- [Task objective]: Please convert the lines of every item below into a numbered list, leaving out any blank lines.

- [Excerpted records]:
begin
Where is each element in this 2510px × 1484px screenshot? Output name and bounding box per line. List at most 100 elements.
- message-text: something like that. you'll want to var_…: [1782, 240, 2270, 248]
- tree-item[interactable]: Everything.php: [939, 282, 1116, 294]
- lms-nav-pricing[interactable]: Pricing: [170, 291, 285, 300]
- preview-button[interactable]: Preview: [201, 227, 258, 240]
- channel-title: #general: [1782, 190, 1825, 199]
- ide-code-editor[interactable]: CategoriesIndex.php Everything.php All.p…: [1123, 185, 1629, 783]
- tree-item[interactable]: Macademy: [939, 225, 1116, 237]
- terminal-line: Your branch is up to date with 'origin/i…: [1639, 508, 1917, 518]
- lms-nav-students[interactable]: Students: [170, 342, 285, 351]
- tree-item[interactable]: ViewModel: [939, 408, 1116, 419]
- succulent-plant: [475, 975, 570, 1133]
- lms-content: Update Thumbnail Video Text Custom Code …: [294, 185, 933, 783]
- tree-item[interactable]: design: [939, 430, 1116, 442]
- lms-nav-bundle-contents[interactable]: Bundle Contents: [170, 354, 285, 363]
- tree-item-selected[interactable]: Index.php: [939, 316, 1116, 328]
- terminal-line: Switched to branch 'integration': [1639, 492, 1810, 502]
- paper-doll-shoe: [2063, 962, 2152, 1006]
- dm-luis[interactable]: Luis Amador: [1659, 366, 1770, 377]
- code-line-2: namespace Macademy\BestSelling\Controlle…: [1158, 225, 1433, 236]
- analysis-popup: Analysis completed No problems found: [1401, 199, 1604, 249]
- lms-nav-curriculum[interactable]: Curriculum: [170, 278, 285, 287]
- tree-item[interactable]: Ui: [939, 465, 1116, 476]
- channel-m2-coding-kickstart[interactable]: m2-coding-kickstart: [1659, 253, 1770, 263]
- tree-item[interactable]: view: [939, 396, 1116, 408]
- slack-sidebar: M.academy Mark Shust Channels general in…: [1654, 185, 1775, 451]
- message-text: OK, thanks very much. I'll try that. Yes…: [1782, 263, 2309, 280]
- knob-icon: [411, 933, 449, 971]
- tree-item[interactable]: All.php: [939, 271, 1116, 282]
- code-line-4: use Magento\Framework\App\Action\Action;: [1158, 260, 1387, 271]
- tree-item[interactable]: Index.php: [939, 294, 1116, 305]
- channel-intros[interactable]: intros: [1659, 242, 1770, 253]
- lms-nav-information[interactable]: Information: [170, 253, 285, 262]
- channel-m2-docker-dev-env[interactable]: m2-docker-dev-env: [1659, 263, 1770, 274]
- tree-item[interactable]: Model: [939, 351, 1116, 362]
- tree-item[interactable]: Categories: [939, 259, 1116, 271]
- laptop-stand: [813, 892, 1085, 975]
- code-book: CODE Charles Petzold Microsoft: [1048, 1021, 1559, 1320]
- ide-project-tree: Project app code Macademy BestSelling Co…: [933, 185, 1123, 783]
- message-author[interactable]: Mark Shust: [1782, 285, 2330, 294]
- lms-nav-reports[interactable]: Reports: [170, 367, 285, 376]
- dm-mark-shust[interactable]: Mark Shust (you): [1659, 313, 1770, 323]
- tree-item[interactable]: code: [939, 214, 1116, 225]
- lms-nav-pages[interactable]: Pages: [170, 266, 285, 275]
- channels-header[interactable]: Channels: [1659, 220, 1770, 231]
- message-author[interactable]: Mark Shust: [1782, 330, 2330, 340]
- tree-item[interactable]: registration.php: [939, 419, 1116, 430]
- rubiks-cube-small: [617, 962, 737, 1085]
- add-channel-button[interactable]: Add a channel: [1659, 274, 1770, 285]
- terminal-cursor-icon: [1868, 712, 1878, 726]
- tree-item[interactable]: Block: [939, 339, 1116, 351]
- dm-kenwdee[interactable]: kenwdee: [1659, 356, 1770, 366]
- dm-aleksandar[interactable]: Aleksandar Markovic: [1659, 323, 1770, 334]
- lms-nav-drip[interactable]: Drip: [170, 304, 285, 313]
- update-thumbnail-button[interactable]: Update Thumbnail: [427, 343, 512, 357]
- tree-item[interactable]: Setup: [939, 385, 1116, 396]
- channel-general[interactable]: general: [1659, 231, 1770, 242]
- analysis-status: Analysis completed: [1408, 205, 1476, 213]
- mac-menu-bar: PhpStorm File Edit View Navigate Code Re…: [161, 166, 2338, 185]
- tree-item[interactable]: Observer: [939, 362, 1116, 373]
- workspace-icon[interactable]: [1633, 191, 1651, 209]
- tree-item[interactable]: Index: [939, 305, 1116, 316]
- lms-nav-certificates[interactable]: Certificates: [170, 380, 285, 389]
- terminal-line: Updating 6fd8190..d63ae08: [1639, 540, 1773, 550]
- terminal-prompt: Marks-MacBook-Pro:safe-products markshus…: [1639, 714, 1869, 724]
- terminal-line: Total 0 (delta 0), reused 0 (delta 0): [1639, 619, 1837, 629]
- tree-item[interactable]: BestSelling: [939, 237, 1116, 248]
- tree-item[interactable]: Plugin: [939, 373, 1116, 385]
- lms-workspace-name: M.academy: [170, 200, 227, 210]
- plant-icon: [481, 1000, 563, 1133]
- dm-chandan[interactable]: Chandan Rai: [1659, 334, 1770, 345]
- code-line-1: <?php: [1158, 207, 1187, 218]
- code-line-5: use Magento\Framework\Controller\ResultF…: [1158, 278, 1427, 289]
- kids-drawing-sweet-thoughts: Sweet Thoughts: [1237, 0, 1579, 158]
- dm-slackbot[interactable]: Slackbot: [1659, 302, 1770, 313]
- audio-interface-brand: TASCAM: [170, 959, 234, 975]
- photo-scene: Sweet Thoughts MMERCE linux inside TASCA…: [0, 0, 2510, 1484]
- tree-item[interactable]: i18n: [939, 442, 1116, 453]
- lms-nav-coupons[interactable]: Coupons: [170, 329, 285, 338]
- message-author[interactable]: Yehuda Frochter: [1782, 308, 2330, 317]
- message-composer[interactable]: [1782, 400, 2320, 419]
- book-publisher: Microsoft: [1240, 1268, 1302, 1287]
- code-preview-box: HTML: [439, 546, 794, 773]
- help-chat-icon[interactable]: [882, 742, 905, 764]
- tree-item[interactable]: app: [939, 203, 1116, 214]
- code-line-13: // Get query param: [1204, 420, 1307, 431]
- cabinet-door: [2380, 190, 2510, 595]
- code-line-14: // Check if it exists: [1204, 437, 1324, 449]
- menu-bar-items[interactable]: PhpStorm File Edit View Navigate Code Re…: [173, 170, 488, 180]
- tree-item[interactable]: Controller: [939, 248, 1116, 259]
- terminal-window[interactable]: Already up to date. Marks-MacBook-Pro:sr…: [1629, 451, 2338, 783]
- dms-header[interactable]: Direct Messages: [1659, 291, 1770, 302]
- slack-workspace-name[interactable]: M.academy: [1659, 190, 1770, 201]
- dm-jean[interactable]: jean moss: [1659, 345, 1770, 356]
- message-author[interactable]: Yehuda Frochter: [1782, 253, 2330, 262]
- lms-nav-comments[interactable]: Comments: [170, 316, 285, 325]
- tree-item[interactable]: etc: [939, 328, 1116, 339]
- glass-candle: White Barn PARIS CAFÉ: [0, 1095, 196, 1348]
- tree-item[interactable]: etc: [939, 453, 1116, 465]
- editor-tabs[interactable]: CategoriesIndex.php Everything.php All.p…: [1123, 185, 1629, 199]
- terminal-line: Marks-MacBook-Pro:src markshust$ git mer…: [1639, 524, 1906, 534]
end
- [The answer]:
1. Where is each element in this 2510px × 1484px screenshot? Output name and bounding box per line. List at most 100 elements.
2. - message-text: something like that. you'll want to var_…: [1782, 240, 2270, 248]
3. - tree-item[interactable]: Everything.php: [939, 282, 1116, 294]
4. - lms-nav-pricing[interactable]: Pricing: [170, 291, 285, 300]
5. - preview-button[interactable]: Preview: [201, 227, 258, 240]
6. - channel-title: #general: [1782, 190, 1825, 199]
7. - ide-code-editor[interactable]: CategoriesIndex.php Everything.php All.p…: [1123, 185, 1629, 783]
8. - tree-item[interactable]: Macademy: [939, 225, 1116, 237]
9. - terminal-line: Your branch is up to date with 'origin/i…: [1639, 508, 1917, 518]
10. - lms-nav-students[interactable]: Students: [170, 342, 285, 351]
11. - tree-item[interactable]: ViewModel: [939, 408, 1116, 419]
12. - succulent-plant: [475, 975, 570, 1133]
13. - lms-content: Update Thumbnail Video Text Custom Code …: [294, 185, 933, 783]
14. - tree-item[interactable]: design: [939, 430, 1116, 442]
15. - lms-nav-bundle-contents[interactable]: Bundle Contents: [170, 354, 285, 363]
16. - tree-item-selected[interactable]: Index.php: [939, 316, 1116, 328]
17. - terminal-line: Switched to branch 'integration': [1639, 492, 1810, 502]
18. - paper-doll-shoe: [2063, 962, 2152, 1006]
19. - dm-luis[interactable]: Luis Amador: [1659, 366, 1770, 377]
20. - code-line-2: namespace Macademy\BestSelling\Controlle…: [1158, 225, 1433, 236]
21. - analysis-popup: Analysis completed No problems found: [1401, 199, 1604, 249]
22. - lms-nav-curriculum[interactable]: Curriculum: [170, 278, 285, 287]
23. - tree-item[interactable]: Ui: [939, 465, 1116, 476]
24. - channel-m2-coding-kickstart[interactable]: m2-coding-kickstart: [1659, 253, 1770, 263]
25. - tree-item[interactable]: view: [939, 396, 1116, 408]
26. - slack-sidebar: M.academy Mark Shust Channels general in…: [1654, 185, 1775, 451]
27. - message-text: OK, thanks very much. I'll try that. Yes…: [1782, 263, 2309, 280]
28. - knob-icon: [411, 933, 449, 971]
29. - tree-item[interactable]: All.php: [939, 271, 1116, 282]
30. - code-line-4: use Magento\Framework\App\Action\Action;: [1158, 260, 1387, 271]
31. - tree-item[interactable]: Index.php: [939, 294, 1116, 305]
32. - channel-intros[interactable]: intros: [1659, 242, 1770, 253]
33. - lms-nav-information[interactable]: Information: [170, 253, 285, 262]
34. - channel-m2-docker-dev-env[interactable]: m2-docker-dev-env: [1659, 263, 1770, 274]
35. - tree-item[interactable]: Model: [939, 351, 1116, 362]
36. - tree-item[interactable]: Categories: [939, 259, 1116, 271]
37. - laptop-stand: [813, 892, 1085, 975]
38. - code-book: CODE Charles Petzold Microsoft: [1048, 1021, 1559, 1320]
39. - ide-project-tree: Project app code Macademy BestSelling Co…: [933, 185, 1123, 783]
40. - message-author[interactable]: Mark Shust: [1782, 285, 2330, 294]
41. - lms-nav-reports[interactable]: Reports: [170, 367, 285, 376]
42. - dm-mark-shust[interactable]: Mark Shust (you): [1659, 313, 1770, 323]
43. - tree-item[interactable]: code: [939, 214, 1116, 225]
44. - lms-nav-pages[interactable]: Pages: [170, 266, 285, 275]
45. - channels-header[interactable]: Channels: [1659, 220, 1770, 231]
46. - message-author[interactable]: Mark Shust: [1782, 330, 2330, 340]
47. - tree-item[interactable]: registration.php: [939, 419, 1116, 430]
48. - rubiks-cube-small: [617, 962, 737, 1085]
49. - add-channel-button[interactable]: Add a channel: [1659, 274, 1770, 285]
50. - terminal-cursor-icon: [1868, 712, 1878, 726]
51. - tree-item[interactable]: Block: [939, 339, 1116, 351]
52. - dm-kenwdee[interactable]: kenwdee: [1659, 356, 1770, 366]
53. - dm-aleksandar[interactable]: Aleksandar Markovic: [1659, 323, 1770, 334]
54. - lms-nav-drip[interactable]: Drip: [170, 304, 285, 313]
55. - update-thumbnail-button[interactable]: Update Thumbnail: [427, 343, 512, 357]
56. - tree-item[interactable]: Setup: [939, 385, 1116, 396]
57. - channel-general[interactable]: general: [1659, 231, 1770, 242]
58. - analysis-status: Analysis completed: [1408, 205, 1476, 213]
59. - mac-menu-bar: PhpStorm File Edit View Navigate Code Re…: [161, 166, 2338, 185]
60. - tree-item[interactable]: Observer: [939, 362, 1116, 373]
61. - workspace-icon[interactable]: [1633, 191, 1651, 209]
62. - tree-item[interactable]: Index: [939, 305, 1116, 316]
63. - lms-nav-certificates[interactable]: Certificates: [170, 380, 285, 389]
64. - terminal-line: Updating 6fd8190..d63ae08: [1639, 540, 1773, 550]
65. - terminal-prompt: Marks-MacBook-Pro:safe-products markshus…: [1639, 714, 1869, 724]
66. - terminal-line: Total 0 (delta 0), reused 0 (delta 0): [1639, 619, 1837, 629]
67. - tree-item[interactable]: BestSelling: [939, 237, 1116, 248]
68. - tree-item[interactable]: Plugin: [939, 373, 1116, 385]
69. - lms-workspace-name: M.academy: [170, 200, 227, 210]
70. - plant-icon: [481, 1000, 563, 1133]
71. - dm-chandan[interactable]: Chandan Rai: [1659, 334, 1770, 345]
72. - code-line-1: <?php: [1158, 207, 1187, 218]
73. - code-line-5: use Magento\Framework\Controller\ResultF…: [1158, 278, 1427, 289]
74. - kids-drawing-sweet-thoughts: Sweet Thoughts: [1237, 0, 1579, 158]
75. - dm-slackbot[interactable]: Slackbot: [1659, 302, 1770, 313]
76. - audio-interface-brand: TASCAM: [170, 959, 234, 975]
77. - photo-scene: Sweet Thoughts MMERCE linux inside TASCA…: [0, 0, 2510, 1484]
78. - tree-item[interactable]: i18n: [939, 442, 1116, 453]
79. - lms-nav-coupons[interactable]: Coupons: [170, 329, 285, 338]
80. - message-author[interactable]: Yehuda Frochter: [1782, 308, 2330, 317]
81. - message-composer[interactable]: [1782, 400, 2320, 419]
82. - book-publisher: Microsoft: [1240, 1268, 1302, 1287]
83. - code-preview-box: HTML: [439, 546, 794, 773]
84. - help-chat-icon[interactable]: [882, 742, 905, 764]
85. - tree-item[interactable]: app: [939, 203, 1116, 214]
86. - code-line-13: // Get query param: [1204, 420, 1307, 431]
87. - cabinet-door: [2380, 190, 2510, 595]
88. - code-line-14: // Check if it exists: [1204, 437, 1324, 449]
89. - menu-bar-items[interactable]: PhpStorm File Edit View Navigate Code Re…: [173, 170, 488, 180]
90. - tree-item[interactable]: Controller: [939, 248, 1116, 259]
91. - terminal-window[interactable]: Already up to date. Marks-MacBook-Pro:sr…: [1629, 451, 2338, 783]
92. - dms-header[interactable]: Direct Messages: [1659, 291, 1770, 302]
93. - slack-workspace-name[interactable]: M.academy: [1659, 190, 1770, 201]
94. - dm-jean[interactable]: jean moss: [1659, 345, 1770, 356]
95. - message-author[interactable]: Yehuda Frochter: [1782, 253, 2330, 262]
96. - lms-nav-comments[interactable]: Comments: [170, 316, 285, 325]
97. - tree-item[interactable]: etc: [939, 328, 1116, 339]
98. - glass-candle: White Barn PARIS CAFÉ: [0, 1095, 196, 1348]
99. - tree-item[interactable]: etc: [939, 453, 1116, 465]
100. - editor-tabs[interactable]: CategoriesIndex.php Everything.php All.p…: [1123, 185, 1629, 199]
101. - terminal-line: Marks-MacBook-Pro:src markshust$ git mer…: [1639, 524, 1906, 534]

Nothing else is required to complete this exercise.